Stored entries:
%%
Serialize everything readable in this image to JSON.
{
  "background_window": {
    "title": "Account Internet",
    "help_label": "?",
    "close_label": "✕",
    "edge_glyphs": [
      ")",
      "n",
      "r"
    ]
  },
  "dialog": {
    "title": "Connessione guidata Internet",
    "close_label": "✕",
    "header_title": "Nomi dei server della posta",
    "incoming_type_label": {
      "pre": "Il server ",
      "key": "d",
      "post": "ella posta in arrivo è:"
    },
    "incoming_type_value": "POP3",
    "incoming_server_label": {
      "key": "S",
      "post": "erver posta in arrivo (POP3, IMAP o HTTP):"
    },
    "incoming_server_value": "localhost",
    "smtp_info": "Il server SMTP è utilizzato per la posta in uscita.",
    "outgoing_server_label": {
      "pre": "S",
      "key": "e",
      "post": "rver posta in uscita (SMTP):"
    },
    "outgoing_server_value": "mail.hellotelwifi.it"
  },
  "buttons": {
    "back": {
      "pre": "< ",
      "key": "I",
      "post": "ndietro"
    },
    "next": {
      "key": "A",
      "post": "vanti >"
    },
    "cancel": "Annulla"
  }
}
%%
» What to work on
Output all of the material, please, exactly as it stands.

» Output of the task
Serialize everything readable in this image to JSON.
{
  "background_window": {
    "title": "Account Internet",
    "help_label": "?",
    "close_label": "✕",
    "edge_glyphs": [
      ")",
      "n",
      "r"
    ]
  },
  "dialog": {
    "title": "Connessione guidata Internet",
    "close_label": "✕",
    "header_title": "Nomi dei server della posta",
    "incoming_type_label": {
      "pre": "Il server ",
      "key": "d",
      "post": "ella posta in arrivo è:"
    },
    "incoming_type_value": "POP3",
    "incoming_server_label": {
      "key": "S",
      "post": "erver posta in arrivo (POP3, IMAP o HTTP):"
    },
    "incoming_server_value": "localhost",
    "smtp_info": "Il server SMTP è utilizzato per la posta in uscita.",
    "outgoing_server_label": {
      "pre": "S",
      "key": "e",
      "post": "rver posta in uscita (SMTP):"
    },
    "outgoing_server_value": "mail.hellotelwifi.it"
  },
  "buttons": {
    "back": {
      "pre": "< ",
      "key": "I",
      "post": "ndietro"
    },
    "next": {
      "key": "A",
      "post": "vanti >"
    },
    "cancel": "Annulla"
  }
}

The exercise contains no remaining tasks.